> _Exercise brief_: Return each entry exactly, omitting nothing.

> _Task data_:
- - - - - - -

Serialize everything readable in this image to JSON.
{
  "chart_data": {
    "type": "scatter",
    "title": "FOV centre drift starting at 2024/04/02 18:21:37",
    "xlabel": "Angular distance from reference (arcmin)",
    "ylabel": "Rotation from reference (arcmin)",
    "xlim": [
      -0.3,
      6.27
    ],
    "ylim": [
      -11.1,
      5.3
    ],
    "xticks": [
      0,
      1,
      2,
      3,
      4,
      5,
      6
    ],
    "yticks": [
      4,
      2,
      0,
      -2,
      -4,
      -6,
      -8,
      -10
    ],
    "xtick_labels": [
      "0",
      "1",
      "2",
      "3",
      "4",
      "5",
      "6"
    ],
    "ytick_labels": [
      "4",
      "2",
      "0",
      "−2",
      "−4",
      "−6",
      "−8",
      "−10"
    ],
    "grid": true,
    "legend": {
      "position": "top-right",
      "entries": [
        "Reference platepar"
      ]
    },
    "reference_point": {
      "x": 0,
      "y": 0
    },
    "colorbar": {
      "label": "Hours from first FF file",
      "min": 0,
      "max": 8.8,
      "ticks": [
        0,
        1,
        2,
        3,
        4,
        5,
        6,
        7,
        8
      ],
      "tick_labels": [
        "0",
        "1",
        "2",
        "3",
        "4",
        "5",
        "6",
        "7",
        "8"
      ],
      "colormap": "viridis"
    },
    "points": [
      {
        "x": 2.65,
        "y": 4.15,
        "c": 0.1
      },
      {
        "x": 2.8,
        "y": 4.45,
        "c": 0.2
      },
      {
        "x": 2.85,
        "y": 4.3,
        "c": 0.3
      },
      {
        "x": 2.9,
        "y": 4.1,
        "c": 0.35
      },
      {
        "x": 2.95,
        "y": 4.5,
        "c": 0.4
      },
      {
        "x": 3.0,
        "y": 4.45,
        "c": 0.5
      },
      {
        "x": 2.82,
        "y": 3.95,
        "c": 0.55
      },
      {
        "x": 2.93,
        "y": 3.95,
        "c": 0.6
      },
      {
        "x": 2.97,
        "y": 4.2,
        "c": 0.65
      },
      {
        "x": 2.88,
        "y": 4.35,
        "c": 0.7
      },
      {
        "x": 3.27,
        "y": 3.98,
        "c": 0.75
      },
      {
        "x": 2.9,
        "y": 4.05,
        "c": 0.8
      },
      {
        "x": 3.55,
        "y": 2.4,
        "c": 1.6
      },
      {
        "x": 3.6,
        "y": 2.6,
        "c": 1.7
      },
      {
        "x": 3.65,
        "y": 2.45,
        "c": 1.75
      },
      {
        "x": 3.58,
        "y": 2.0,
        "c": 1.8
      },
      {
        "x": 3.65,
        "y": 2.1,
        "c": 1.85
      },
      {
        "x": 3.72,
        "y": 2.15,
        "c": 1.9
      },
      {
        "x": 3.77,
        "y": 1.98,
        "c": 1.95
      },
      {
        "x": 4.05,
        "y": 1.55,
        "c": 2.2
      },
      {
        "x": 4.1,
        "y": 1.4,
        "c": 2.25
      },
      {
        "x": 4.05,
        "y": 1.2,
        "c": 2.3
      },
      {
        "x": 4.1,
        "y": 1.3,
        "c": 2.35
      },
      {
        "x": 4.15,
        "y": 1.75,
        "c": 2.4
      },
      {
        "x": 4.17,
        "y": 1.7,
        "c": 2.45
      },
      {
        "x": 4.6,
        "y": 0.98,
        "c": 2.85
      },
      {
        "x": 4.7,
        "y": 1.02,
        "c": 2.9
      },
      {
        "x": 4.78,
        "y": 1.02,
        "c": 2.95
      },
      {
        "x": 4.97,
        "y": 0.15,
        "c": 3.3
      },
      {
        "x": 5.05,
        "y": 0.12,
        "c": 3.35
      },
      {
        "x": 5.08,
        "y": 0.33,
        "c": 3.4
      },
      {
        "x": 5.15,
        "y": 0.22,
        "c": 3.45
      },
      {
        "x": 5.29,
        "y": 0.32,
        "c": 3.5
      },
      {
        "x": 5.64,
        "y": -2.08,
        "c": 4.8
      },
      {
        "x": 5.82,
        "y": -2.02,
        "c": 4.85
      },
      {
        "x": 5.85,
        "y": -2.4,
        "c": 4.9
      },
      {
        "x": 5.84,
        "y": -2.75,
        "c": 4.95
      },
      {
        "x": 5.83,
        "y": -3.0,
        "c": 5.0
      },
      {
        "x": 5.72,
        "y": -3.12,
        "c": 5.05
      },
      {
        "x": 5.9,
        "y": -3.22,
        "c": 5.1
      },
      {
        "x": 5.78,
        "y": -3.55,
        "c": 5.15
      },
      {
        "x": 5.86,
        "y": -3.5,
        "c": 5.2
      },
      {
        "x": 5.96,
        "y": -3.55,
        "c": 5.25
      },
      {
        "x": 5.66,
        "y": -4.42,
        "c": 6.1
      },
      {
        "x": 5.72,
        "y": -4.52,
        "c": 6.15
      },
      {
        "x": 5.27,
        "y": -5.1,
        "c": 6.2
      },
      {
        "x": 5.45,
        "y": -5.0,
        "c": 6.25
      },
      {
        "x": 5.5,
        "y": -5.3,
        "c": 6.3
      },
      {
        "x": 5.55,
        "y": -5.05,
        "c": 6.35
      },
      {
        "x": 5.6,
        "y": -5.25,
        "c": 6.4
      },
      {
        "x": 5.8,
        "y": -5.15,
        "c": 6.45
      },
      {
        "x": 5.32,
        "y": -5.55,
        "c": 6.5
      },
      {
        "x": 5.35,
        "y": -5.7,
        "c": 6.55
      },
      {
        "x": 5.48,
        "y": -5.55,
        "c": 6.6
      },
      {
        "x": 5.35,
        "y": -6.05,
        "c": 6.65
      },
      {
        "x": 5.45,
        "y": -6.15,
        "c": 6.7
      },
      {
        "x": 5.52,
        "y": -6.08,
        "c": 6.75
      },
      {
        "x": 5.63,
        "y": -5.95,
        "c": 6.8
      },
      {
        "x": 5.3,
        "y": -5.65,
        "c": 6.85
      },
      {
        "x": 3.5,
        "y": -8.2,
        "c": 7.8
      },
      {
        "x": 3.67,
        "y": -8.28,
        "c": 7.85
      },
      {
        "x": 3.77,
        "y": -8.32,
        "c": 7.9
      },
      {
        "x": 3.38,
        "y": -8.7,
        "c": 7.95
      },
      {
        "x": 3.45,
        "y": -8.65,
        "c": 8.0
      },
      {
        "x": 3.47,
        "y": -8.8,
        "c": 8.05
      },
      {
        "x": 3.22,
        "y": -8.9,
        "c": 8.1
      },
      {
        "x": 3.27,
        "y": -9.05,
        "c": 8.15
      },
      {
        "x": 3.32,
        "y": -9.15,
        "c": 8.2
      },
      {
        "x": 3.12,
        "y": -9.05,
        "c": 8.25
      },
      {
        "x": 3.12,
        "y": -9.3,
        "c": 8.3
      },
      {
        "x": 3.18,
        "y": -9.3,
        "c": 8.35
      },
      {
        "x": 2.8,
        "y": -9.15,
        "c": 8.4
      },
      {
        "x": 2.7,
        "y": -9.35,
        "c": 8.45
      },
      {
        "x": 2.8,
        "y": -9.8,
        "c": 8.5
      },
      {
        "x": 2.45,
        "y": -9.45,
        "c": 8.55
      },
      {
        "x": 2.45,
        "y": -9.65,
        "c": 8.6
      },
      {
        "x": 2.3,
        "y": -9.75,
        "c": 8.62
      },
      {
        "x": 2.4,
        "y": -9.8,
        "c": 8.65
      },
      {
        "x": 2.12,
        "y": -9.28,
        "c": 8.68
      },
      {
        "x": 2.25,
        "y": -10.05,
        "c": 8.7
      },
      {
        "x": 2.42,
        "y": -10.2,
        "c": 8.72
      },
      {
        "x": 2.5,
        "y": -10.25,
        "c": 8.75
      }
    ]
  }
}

- - - - - - -

> _Final result_:
Serialize everything readable in this image to JSON.
{
  "chart_data": {
    "type": "scatter",
    "title": "FOV centre drift starting at 2024/04/02 18:21:37",
    "xlabel": "Angular distance from reference (arcmin)",
    "ylabel": "Rotation from reference (arcmin)",
    "xlim": [
      -0.3,
      6.27
    ],
    "ylim": [
      -11.1,
      5.3
    ],
    "xticks": [
      0,
      1,
      2,
      3,
      4,
      5,
      6
    ],
    "yticks": [
      4,
      2,
      0,
      -2,
      -4,
      -6,
      -8,
      -10
    ],
    "xtick_labels": [
      "0",
      "1",
      "2",
      "3",
      "4",
      "5",
      "6"
    ],
    "ytick_labels": [
      "4",
      "2",
      "0",
      "−2",
      "−4",
      "−6",
      "−8",
      "−10"
    ],
    "grid": true,
    "legend": {
      "position": "top-right",
      "entries": [
        "Reference platepar"
      ]
    },
    "reference_point": {
      "x": 0,
      "y": 0
    },
    "colorbar": {
      "label": "Hours from first FF file",
      "min": 0,
      "max": 8.8,
      "ticks": [
        0,
        1,
        2,
        3,
        4,
        5,
        6,
        7,
        8
      ],
      "tick_labels": [
        "0",
        "1",
        "2",
        "3",
        "4",
        "5",
        "6",
        "7",
        "8"
      ],
      "colormap": "viridis"
    },
    "points": [
      {
        "x": 2.65,
        "y": 4.15,
        "c": 0.1
      },
      {
        "x": 2.8,
        "y": 4.45,
        "c": 0.2
      },
      {
        "x": 2.85,
        "y": 4.3,
        "c": 0.3
      },
      {
        "x": 2.9,
        "y": 4.1,
        "c": 0.35
      },
      {
        "x": 2.95,
        "y": 4.5,
        "c": 0.4
      },
      {
        "x": 3.0,
        "y": 4.45,
        "c": 0.5
      },
      {
        "x": 2.82,
        "y": 3.95,
        "c": 0.55
      },
      {
        "x": 2.93,
        "y": 3.95,
        "c": 0.6
      },
      {
        "x": 2.97,
        "y": 4.2,
        "c": 0.65
      },
      {
        "x": 2.88,
        "y": 4.35,
        "c": 0.7
      },
      {
        "x": 3.27,
        "y": 3.98,
        "c": 0.75
      },
      {
        "x": 2.9,
        "y": 4.05,
        "c": 0.8
      },
      {
        "x": 3.55,
        "y": 2.4,
        "c": 1.6
      },
      {
        "x": 3.6,
        "y": 2.6,
        "c": 1.7
      },
      {
        "x": 3.65,
        "y": 2.45,
        "c": 1.75
      },
      {
        "x": 3.58,
        "y": 2.0,
        "c": 1.8
      },
      {
        "x": 3.65,
        "y": 2.1,
        "c": 1.85
      },
      {
        "x": 3.72,
        "y": 2.15,
        "c": 1.9
      },
      {
        "x": 3.77,
        "y": 1.98,
        "c": 1.95
      },
      {
        "x": 4.05,
        "y": 1.55,
        "c": 2.2
      },
      {
        "x": 4.1,
        "y": 1.4,
        "c": 2.25
      },
      {
        "x": 4.05,
        "y": 1.2,
        "c": 2.3
      },
      {
        "x": 4.1,
        "y": 1.3,
        "c": 2.35
      },
      {
        "x": 4.15,
        "y": 1.75,
        "c": 2.4
      },
      {
        "x": 4.17,
        "y": 1.7,
        "c": 2.45
      },
      {
        "x": 4.6,
        "y": 0.98,
        "c": 2.85
      },
      {
        "x": 4.7,
        "y": 1.02,
        "c": 2.9
      },
      {
        "x": 4.78,
        "y": 1.02,
        "c": 2.95
      },
      {
        "x": 4.97,
        "y": 0.15,
        "c": 3.3
      },
      {
        "x": 5.05,
        "y": 0.12,
        "c": 3.35
      },
      {
        "x": 5.08,
        "y": 0.33,
        "c": 3.4
      },
      {
        "x": 5.15,
        "y": 0.22,
        "c": 3.45
      },
      {
        "x": 5.29,
        "y": 0.32,
        "c": 3.5
      },
      {
        "x": 5.64,
        "y": -2.08,
        "c": 4.8
      },
      {
        "x": 5.82,
        "y": -2.02,
        "c": 4.85
      },
      {
        "x": 5.85,
        "y": -2.4,
        "c": 4.9
      },
      {
        "x": 5.84,
        "y": -2.75,
        "c": 4.95
      },
      {
        "x": 5.83,
        "y": -3.0,
        "c": 5.0
      },
      {
        "x": 5.72,
        "y": -3.12,
        "c": 5.05
      },
      {
        "x": 5.9,
        "y": -3.22,
        "c": 5.1
      },
      {
        "x": 5.78,
        "y": -3.55,
        "c": 5.15
      },
      {
        "x": 5.86,
        "y": -3.5,
        "c": 5.2
      },
      {
        "x": 5.96,
        "y": -3.55,
        "c": 5.25
      },
      {
        "x": 5.66,
        "y": -4.42,
        "c": 6.1
      },
      {
        "x": 5.72,
        "y": -4.52,
        "c": 6.15
      },
      {
        "x": 5.27,
        "y": -5.1,
        "c": 6.2
      },
      {
        "x": 5.45,
        "y": -5.0,
        "c": 6.25
      },
      {
        "x": 5.5,
        "y": -5.3,
        "c": 6.3
      },
      {
        "x": 5.55,
        "y": -5.05,
        "c": 6.35
      },
      {
        "x": 5.6,
        "y": -5.25,
        "c": 6.4
      },
      {
        "x": 5.8,
        "y": -5.15,
        "c": 6.45
      },
      {
        "x": 5.32,
        "y": -5.55,
        "c": 6.5
      },
      {
        "x": 5.35,
        "y": -5.7,
        "c": 6.55
      },
      {
        "x": 5.48,
        "y": -5.55,
        "c": 6.6
      },
      {
        "x": 5.35,
        "y": -6.05,
        "c": 6.65
      },
      {
        "x": 5.45,
        "y": -6.15,
        "c": 6.7
      },
      {
        "x": 5.52,
        "y": -6.08,
        "c": 6.75
      },
      {
        "x": 5.63,
        "y": -5.95,
        "c": 6.8
      },
      {
        "x": 5.3,
        "y": -5.65,
        "c": 6.85
      },
      {
        "x": 3.5,
        "y": -8.2,
        "c": 7.8
      },
      {
        "x": 3.67,
        "y": -8.28,
        "c": 7.85
      },
      {
        "x": 3.77,
        "y": -8.32,
        "c": 7.9
      },
      {
        "x": 3.38,
        "y": -8.7,
        "c": 7.95
      },
      {
        "x": 3.45,
        "y": -8.65,
        "c": 8.0
      },
      {
        "x": 3.47,
        "y": -8.8,
        "c": 8.05
      },
      {
        "x": 3.22,
        "y": -8.9,
        "c": 8.1
      },
      {
        "x": 3.27,
        "y": -9.05,
        "c": 8.15
      },
      {
        "x": 3.32,
        "y": -9.15,
        "c": 8.2
      },
      {
        "x": 3.12,
        "y": -9.05,
        "c": 8.25
      },
      {
        "x": 3.12,
        "y": -9.3,
        "c": 8.3
      },
      {
        "x": 3.18,
        "y": -9.3,
        "c": 8.35
      },
      {
        "x": 2.8,
        "y": -9.15,
        "c": 8.4
      },
      {
        "x": 2.7,
        "y": -9.35,
        "c": 8.45
      },
      {
        "x": 2.8,
        "y": -9.8,
        "c": 8.5
      },
      {
        "x": 2.45,
        "y": -9.45,
        "c": 8.55
      },
      {
        "x": 2.45,
        "y": -9.65,
        "c": 8.6
      },
      {
        "x": 2.3,
        "y": -9.75,
        "c": 8.62
      },
      {
        "x": 2.4,
        "y": -9.8,
        "c": 8.65
      },
      {
        "x": 2.12,
        "y": -9.28,
        "c": 8.68
      },
      {
        "x": 2.25,
        "y": -10.05,
        "c": 8.7
      },
      {
        "x": 2.42,
        "y": -10.2,
        "c": 8.72
      },
      {
        "x": 2.5,
        "y": -10.25,
        "c": 8.75
      }
    ]
  }
}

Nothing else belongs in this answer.